● **Supplied entries**:
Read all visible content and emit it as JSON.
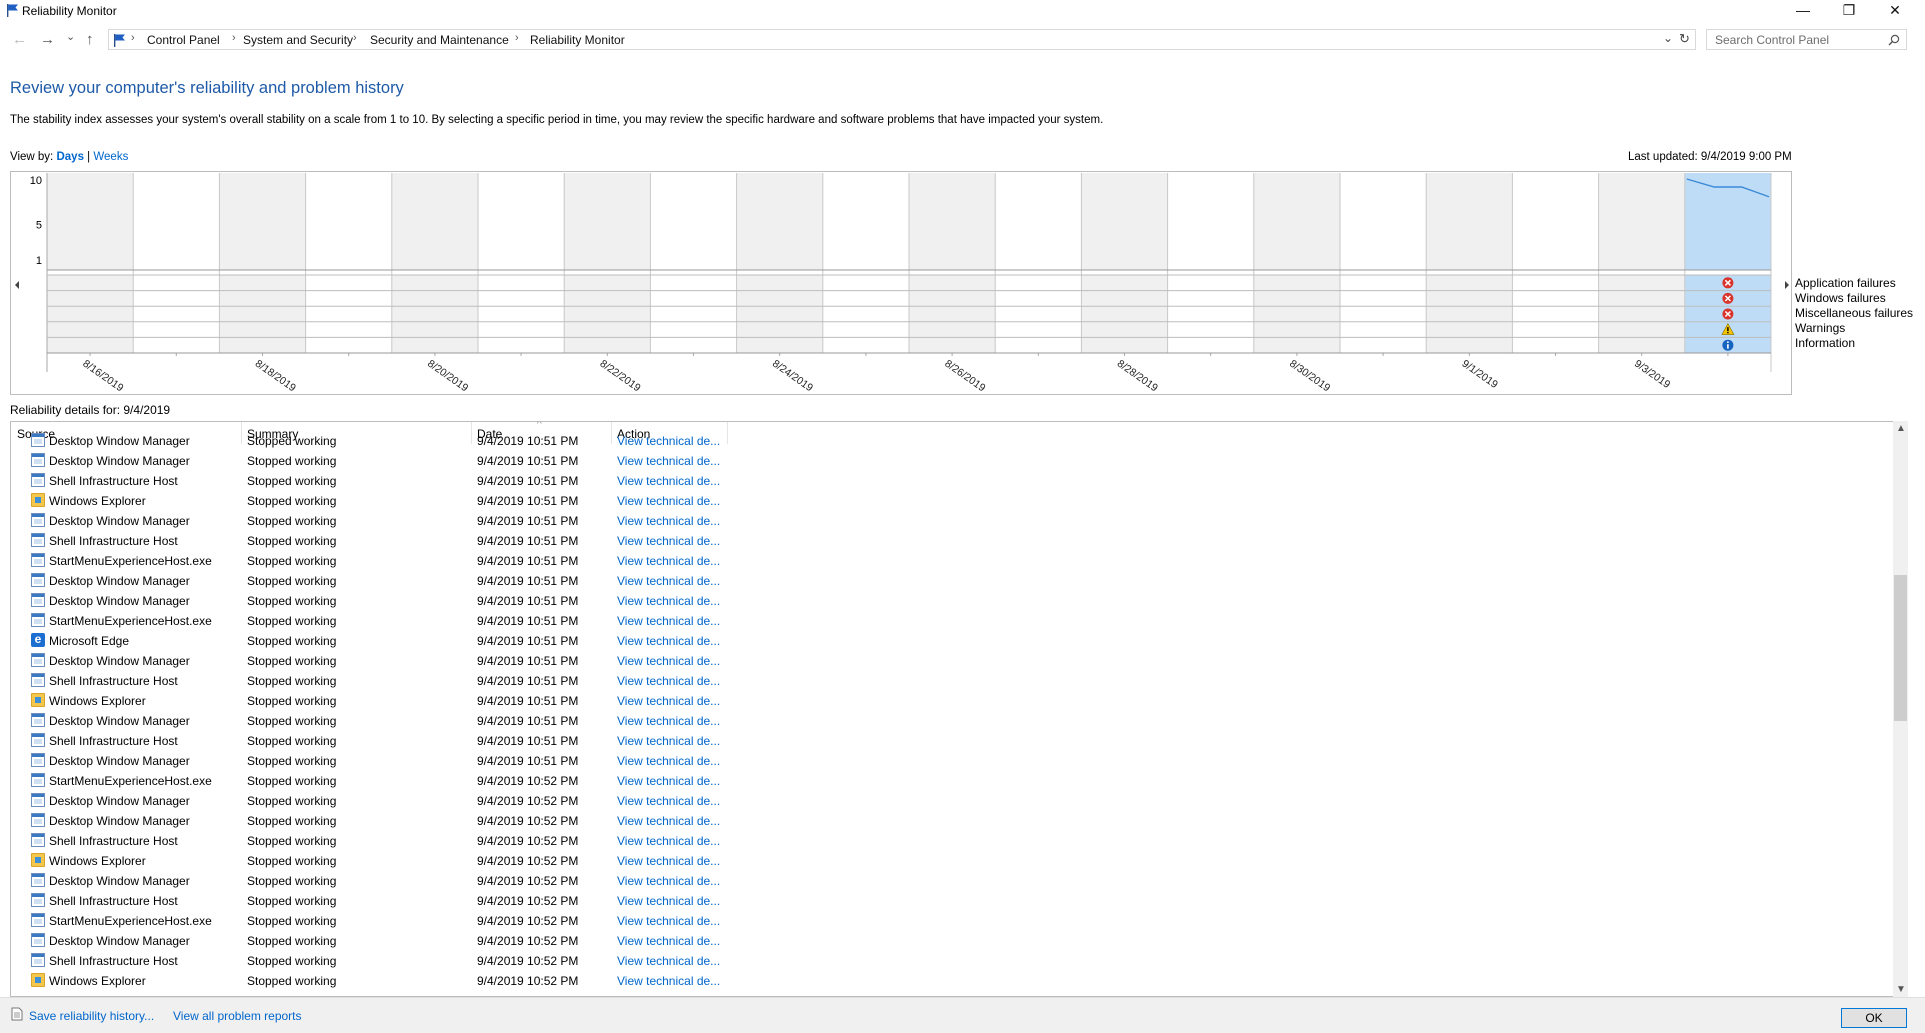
{
  "window": {
    "title": "Reliability Monitor",
    "minimize": "—",
    "restore": "❐",
    "close": "✕"
  },
  "nav": {
    "back": "←",
    "forward": "→",
    "recent": "⌄",
    "up": "↑",
    "dropdown": "⌄",
    "refresh": "↻"
  },
  "breadcrumb": [
    "Control Panel",
    "System and Security",
    "Security and Maintenance",
    "Reliability Monitor"
  ],
  "search": {
    "placeholder": "Search Control Panel"
  },
  "page": {
    "title": "Review your computer's reliability and problem history",
    "description": "The stability index assesses your system's overall stability on a scale from 1 to 10. By selecting a specific period in time, you may review the specific hardware and software problems that have impacted your system.",
    "view_by_label": "View by:",
    "view_days": "Days",
    "view_sep": "|",
    "view_weeks": "Weeks",
    "last_updated": "Last updated: 9/4/2019 9:00 PM",
    "details_label": "Reliability details for: 9/4/2019"
  },
  "chart_data": {
    "type": "line",
    "y_ticks": [
      "10",
      "5",
      "1"
    ],
    "ylim": [
      1,
      10
    ],
    "date_labels": [
      "8/16/2019",
      "8/18/2019",
      "8/20/2019",
      "8/22/2019",
      "8/24/2019",
      "8/26/2019",
      "8/28/2019",
      "8/30/2019",
      "9/1/2019",
      "9/3/2019"
    ],
    "selected_day": "9/4/2019",
    "series": [
      {
        "x": [
          "9/4/2019",
          "9/4/2019",
          "9/4/2019",
          "9/4/2019"
        ],
        "values": [
          10,
          9.1,
          9.1,
          8.0
        ]
      }
    ],
    "legend": [
      "Application failures",
      "Windows failures",
      "Miscellaneous failures",
      "Warnings",
      "Information"
    ],
    "events_selected_day": [
      "error",
      "error",
      "error",
      "warning",
      "info"
    ],
    "colors": {
      "selected": "#bedcf5",
      "alt_column": "#f0f0f0",
      "line": "#3c8ad8",
      "error": "#d9342b",
      "warning": "#f4c400",
      "info": "#1565c0"
    }
  },
  "table": {
    "columns": [
      "Source",
      "Summary",
      "Date",
      "Action"
    ],
    "rows": [
      {
        "icon": "app",
        "source": "Desktop Window Manager",
        "summary": "Stopped working",
        "date": "9/4/2019 10:51 PM",
        "action": "View technical de..."
      },
      {
        "icon": "app",
        "source": "Desktop Window Manager",
        "summary": "Stopped working",
        "date": "9/4/2019 10:51 PM",
        "action": "View technical de..."
      },
      {
        "icon": "app",
        "source": "Shell Infrastructure Host",
        "summary": "Stopped working",
        "date": "9/4/2019 10:51 PM",
        "action": "View technical de..."
      },
      {
        "icon": "folder",
        "source": "Windows Explorer",
        "summary": "Stopped working",
        "date": "9/4/2019 10:51 PM",
        "action": "View technical de..."
      },
      {
        "icon": "app",
        "source": "Desktop Window Manager",
        "summary": "Stopped working",
        "date": "9/4/2019 10:51 PM",
        "action": "View technical de..."
      },
      {
        "icon": "app",
        "source": "Shell Infrastructure Host",
        "summary": "Stopped working",
        "date": "9/4/2019 10:51 PM",
        "action": "View technical de..."
      },
      {
        "icon": "app",
        "source": "StartMenuExperienceHost.exe",
        "summary": "Stopped working",
        "date": "9/4/2019 10:51 PM",
        "action": "View technical de..."
      },
      {
        "icon": "app",
        "source": "Desktop Window Manager",
        "summary": "Stopped working",
        "date": "9/4/2019 10:51 PM",
        "action": "View technical de..."
      },
      {
        "icon": "app",
        "source": "Desktop Window Manager",
        "summary": "Stopped working",
        "date": "9/4/2019 10:51 PM",
        "action": "View technical de..."
      },
      {
        "icon": "app",
        "source": "StartMenuExperienceHost.exe",
        "summary": "Stopped working",
        "date": "9/4/2019 10:51 PM",
        "action": "View technical de..."
      },
      {
        "icon": "edge",
        "source": "Microsoft Edge",
        "summary": "Stopped working",
        "date": "9/4/2019 10:51 PM",
        "action": "View technical de..."
      },
      {
        "icon": "app",
        "source": "Desktop Window Manager",
        "summary": "Stopped working",
        "date": "9/4/2019 10:51 PM",
        "action": "View technical de..."
      },
      {
        "icon": "app",
        "source": "Shell Infrastructure Host",
        "summary": "Stopped working",
        "date": "9/4/2019 10:51 PM",
        "action": "View technical de..."
      },
      {
        "icon": "folder",
        "source": "Windows Explorer",
        "summary": "Stopped working",
        "date": "9/4/2019 10:51 PM",
        "action": "View technical de..."
      },
      {
        "icon": "app",
        "source": "Desktop Window Manager",
        "summary": "Stopped working",
        "date": "9/4/2019 10:51 PM",
        "action": "View technical de..."
      },
      {
        "icon": "app",
        "source": "Shell Infrastructure Host",
        "summary": "Stopped working",
        "date": "9/4/2019 10:51 PM",
        "action": "View technical de..."
      },
      {
        "icon": "app",
        "source": "Desktop Window Manager",
        "summary": "Stopped working",
        "date": "9/4/2019 10:51 PM",
        "action": "View technical de..."
      },
      {
        "icon": "app",
        "source": "StartMenuExperienceHost.exe",
        "summary": "Stopped working",
        "date": "9/4/2019 10:52 PM",
        "action": "View technical de..."
      },
      {
        "icon": "app",
        "source": "Desktop Window Manager",
        "summary": "Stopped working",
        "date": "9/4/2019 10:52 PM",
        "action": "View technical de..."
      },
      {
        "icon": "app",
        "source": "Desktop Window Manager",
        "summary": "Stopped working",
        "date": "9/4/2019 10:52 PM",
        "action": "View technical de..."
      },
      {
        "icon": "app",
        "source": "Shell Infrastructure Host",
        "summary": "Stopped working",
        "date": "9/4/2019 10:52 PM",
        "action": "View technical de..."
      },
      {
        "icon": "folder",
        "source": "Windows Explorer",
        "summary": "Stopped working",
        "date": "9/4/2019 10:52 PM",
        "action": "View technical de..."
      },
      {
        "icon": "app",
        "source": "Desktop Window Manager",
        "summary": "Stopped working",
        "date": "9/4/2019 10:52 PM",
        "action": "View technical de..."
      },
      {
        "icon": "app",
        "source": "Shell Infrastructure Host",
        "summary": "Stopped working",
        "date": "9/4/2019 10:52 PM",
        "action": "View technical de..."
      },
      {
        "icon": "app",
        "source": "StartMenuExperienceHost.exe",
        "summary": "Stopped working",
        "date": "9/4/2019 10:52 PM",
        "action": "View technical de..."
      },
      {
        "icon": "app",
        "source": "Desktop Window Manager",
        "summary": "Stopped working",
        "date": "9/4/2019 10:52 PM",
        "action": "View technical de..."
      },
      {
        "icon": "app",
        "source": "Shell Infrastructure Host",
        "summary": "Stopped working",
        "date": "9/4/2019 10:52 PM",
        "action": "View technical de..."
      },
      {
        "icon": "folder",
        "source": "Windows Explorer",
        "summary": "Stopped working",
        "date": "9/4/2019 10:52 PM",
        "action": "View technical de..."
      }
    ]
  },
  "footer": {
    "save_history": "Save reliability history...",
    "view_all": "View all problem reports",
    "ok": "OK"
  }
}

● **What the exercise asks**:
Go through the records and copy each line with "Monitor" in it.

● **Complete answer**:
    "title": "Reliability Monitor",
    "Reliability Monitor"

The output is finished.